■ **Exercise objective**: Write out all the entries word for word, but skip any images.

■ **Task data**:

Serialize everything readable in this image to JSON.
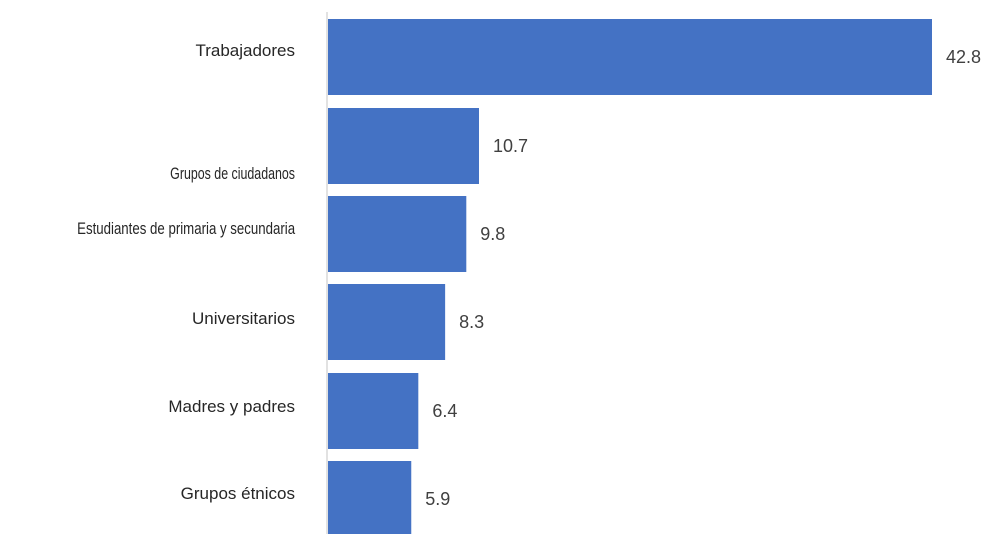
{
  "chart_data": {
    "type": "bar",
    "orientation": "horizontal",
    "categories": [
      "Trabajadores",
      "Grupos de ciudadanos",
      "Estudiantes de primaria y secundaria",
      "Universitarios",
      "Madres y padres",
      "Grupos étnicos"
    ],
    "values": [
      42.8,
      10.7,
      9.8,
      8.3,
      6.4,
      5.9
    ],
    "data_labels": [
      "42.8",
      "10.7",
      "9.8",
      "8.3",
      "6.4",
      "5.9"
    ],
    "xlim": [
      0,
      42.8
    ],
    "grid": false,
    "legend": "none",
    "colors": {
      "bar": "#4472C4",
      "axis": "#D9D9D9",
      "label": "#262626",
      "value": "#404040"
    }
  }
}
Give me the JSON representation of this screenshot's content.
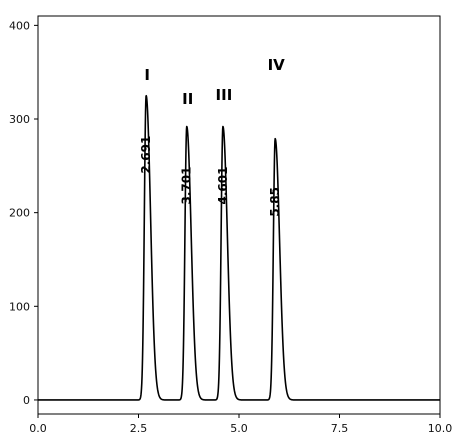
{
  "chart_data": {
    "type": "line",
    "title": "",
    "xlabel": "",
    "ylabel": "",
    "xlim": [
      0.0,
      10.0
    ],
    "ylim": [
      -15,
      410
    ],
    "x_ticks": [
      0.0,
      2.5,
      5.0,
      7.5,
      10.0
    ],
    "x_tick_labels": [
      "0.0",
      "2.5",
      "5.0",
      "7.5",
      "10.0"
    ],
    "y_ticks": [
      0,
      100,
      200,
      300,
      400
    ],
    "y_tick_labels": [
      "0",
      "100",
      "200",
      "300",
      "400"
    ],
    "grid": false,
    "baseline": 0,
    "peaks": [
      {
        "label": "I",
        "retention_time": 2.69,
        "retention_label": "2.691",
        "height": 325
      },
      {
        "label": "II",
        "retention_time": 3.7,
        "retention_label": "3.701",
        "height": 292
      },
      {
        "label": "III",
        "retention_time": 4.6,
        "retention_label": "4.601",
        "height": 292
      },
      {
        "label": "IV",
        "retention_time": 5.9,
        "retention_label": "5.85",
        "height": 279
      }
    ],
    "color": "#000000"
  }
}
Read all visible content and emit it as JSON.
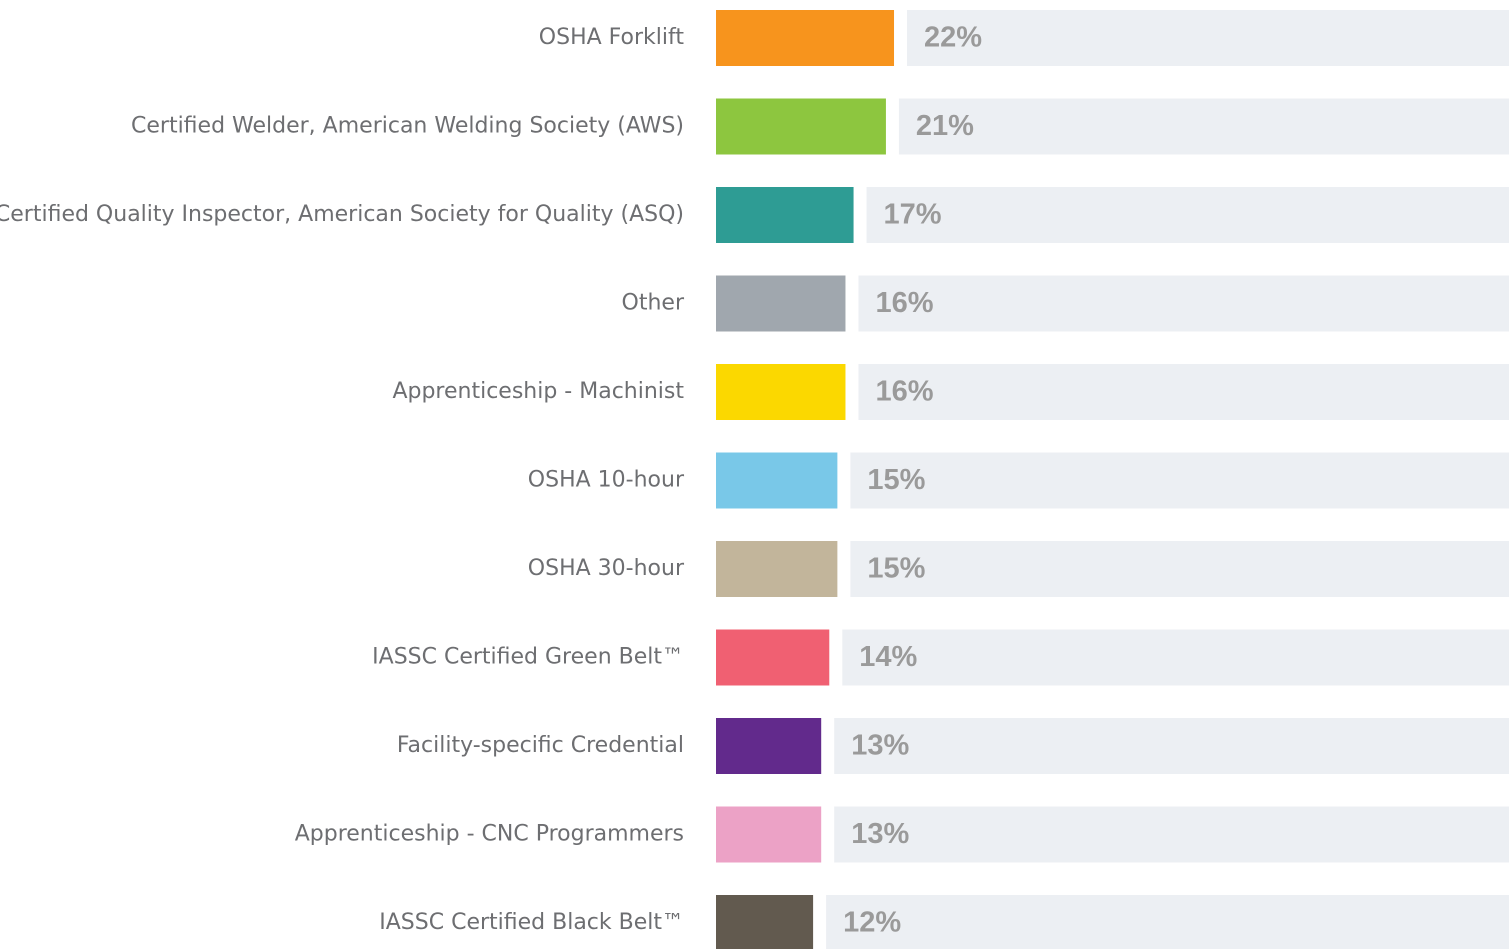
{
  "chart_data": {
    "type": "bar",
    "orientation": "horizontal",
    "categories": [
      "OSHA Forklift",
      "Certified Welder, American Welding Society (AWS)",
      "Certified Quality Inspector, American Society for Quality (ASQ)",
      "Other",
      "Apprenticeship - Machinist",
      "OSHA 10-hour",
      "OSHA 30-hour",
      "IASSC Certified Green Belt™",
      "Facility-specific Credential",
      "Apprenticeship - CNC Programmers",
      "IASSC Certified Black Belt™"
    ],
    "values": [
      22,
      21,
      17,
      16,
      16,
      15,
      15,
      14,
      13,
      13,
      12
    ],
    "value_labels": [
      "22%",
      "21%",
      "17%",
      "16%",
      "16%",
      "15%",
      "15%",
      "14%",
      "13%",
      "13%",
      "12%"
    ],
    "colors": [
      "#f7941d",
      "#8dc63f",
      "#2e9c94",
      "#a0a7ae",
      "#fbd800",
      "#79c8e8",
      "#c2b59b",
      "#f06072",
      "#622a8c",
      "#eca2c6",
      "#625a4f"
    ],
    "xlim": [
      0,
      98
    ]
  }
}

■ **Correct result**:
Serialize everything readable in this image to JSON.
{
  "chart_data": {
    "type": "bar",
    "orientation": "horizontal",
    "categories": [
      "Trabajadores",
      "Grupos de ciudadanos",
      "Estudiantes de primaria y secundaria",
      "Universitarios",
      "Madres y padres",
      "Grupos étnicos"
    ],
    "values": [
      42.8,
      10.7,
      9.8,
      8.3,
      6.4,
      5.9
    ],
    "data_labels": [
      "42.8",
      "10.7",
      "9.8",
      "8.3",
      "6.4",
      "5.9"
    ],
    "xlim": [
      0,
      42.8
    ],
    "grid": false,
    "legend": "none",
    "colors": {
      "bar": "#4472C4",
      "axis": "#D9D9D9",
      "label": "#262626",
      "value": "#404040"
    }
  }
}
Give me the JSON representation of this screenshot's content.
{
  "chart_data": {
    "type": "line",
    "title": "",
    "xlabel": "",
    "ylabel": "",
    "xlim": [
      0.0,
      10.0
    ],
    "ylim": [
      -15,
      410
    ],
    "x_ticks": [
      0.0,
      2.5,
      5.0,
      7.5,
      10.0
    ],
    "x_tick_labels": [
      "0.0",
      "2.5",
      "5.0",
      "7.5",
      "10.0"
    ],
    "y_ticks": [
      0,
      100,
      200,
      300,
      400
    ],
    "y_tick_labels": [
      "0",
      "100",
      "200",
      "300",
      "400"
    ],
    "grid": false,
    "baseline": 0,
    "peaks": [
      {
        "label": "I",
        "retention_time": 2.69,
        "retention_label": "2.691",
        "height": 325
      },
      {
        "label": "II",
        "retention_time": 3.7,
        "retention_label": "3.701",
        "height": 292
      },
      {
        "label": "III",
        "retention_time": 4.6,
        "retention_label": "4.601",
        "height": 292
      },
      {
        "label": "IV",
        "retention_time": 5.9,
        "retention_label": "5.85",
        "height": 279
      }
    ],
    "color": "#000000"
  }
}
Read all visible content and emit it as JSON.
{
  "chart_data": {
    "type": "bar",
    "orientation": "horizontal",
    "categories": [
      "OSHA Forklift",
      "Certified Welder, American Welding Society (AWS)",
      "Certified Quality Inspector, American Society for Quality (ASQ)",
      "Other",
      "Apprenticeship - Machinist",
      "OSHA 10-hour",
      "OSHA 30-hour",
      "IASSC Certified Green Belt™",
      "Facility-specific Credential",
      "Apprenticeship - CNC Programmers",
      "IASSC Certified Black Belt™"
    ],
    "values": [
      22,
      21,
      17,
      16,
      16,
      15,
      15,
      14,
      13,
      13,
      12
    ],
    "value_labels": [
      "22%",
      "21%",
      "17%",
      "16%",
      "16%",
      "15%",
      "15%",
      "14%",
      "13%",
      "13%",
      "12%"
    ],
    "colors": [
      "#f7941d",
      "#8dc63f",
      "#2e9c94",
      "#a0a7ae",
      "#fbd800",
      "#79c8e8",
      "#c2b59b",
      "#f06072",
      "#622a8c",
      "#eca2c6",
      "#625a4f"
    ],
    "xlim": [
      0,
      98
    ]
  }
}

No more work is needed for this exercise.